Written problem -> Each entry must be given again exactly; images do not belong in the copy.
+++
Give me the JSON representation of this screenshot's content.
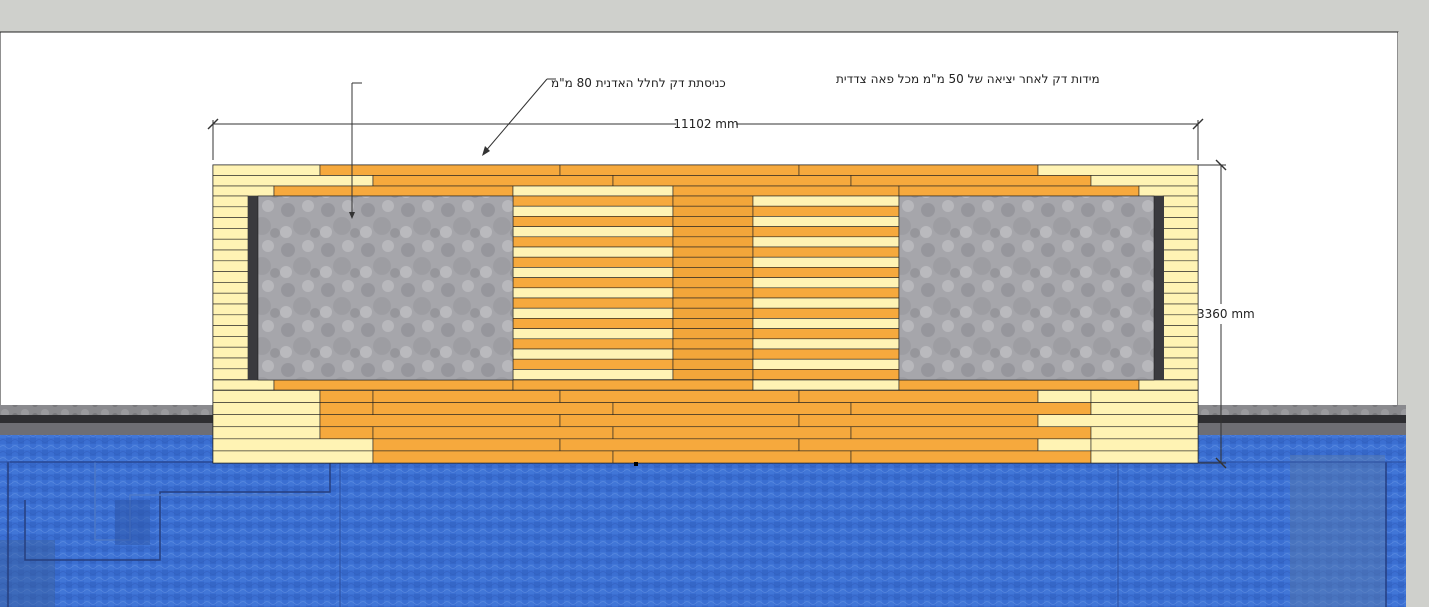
{
  "annotations": {
    "deck_overhang_note": "מידות דק לאחר יציאה של 50 מ\"מ מכל פאה צדדית",
    "deck_inset_note": "כניסתת דק לחלל האדנית 80 מ\"מ"
  },
  "dimensions": {
    "width_label": "11102 mm",
    "height_label": "3360 mm"
  },
  "colors": {
    "background": "#cfd0cc",
    "sheet": "#ffffff",
    "board_light": "#fff3b4",
    "board_dark": "#f6a93d",
    "board_mid": "#f2a63a",
    "stone": "#a9a9ad",
    "water": "#3d72d4",
    "dimension_line": "#333333"
  },
  "icons": {
    "dimension_tick": "diagonal-tick-mark",
    "leader_arrow": "arrow-head"
  }
}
+++
Completed task ->
Give me the JSON representation of this screenshot's content.
{
  "annotations": {
    "deck_overhang_note": "מידות דק לאחר יציאה של 50 מ\"מ מכל פאה צדדית",
    "deck_inset_note": "כניסתת דק לחלל האדנית 80 מ\"מ"
  },
  "dimensions": {
    "width_label": "11102 mm",
    "height_label": "3360 mm"
  },
  "colors": {
    "background": "#cfd0cc",
    "sheet": "#ffffff",
    "board_light": "#fff3b4",
    "board_dark": "#f6a93d",
    "board_mid": "#f2a63a",
    "stone": "#a9a9ad",
    "water": "#3d72d4",
    "dimension_line": "#333333"
  },
  "icons": {
    "dimension_tick": "diagonal-tick-mark",
    "leader_arrow": "arrow-head"
  }
}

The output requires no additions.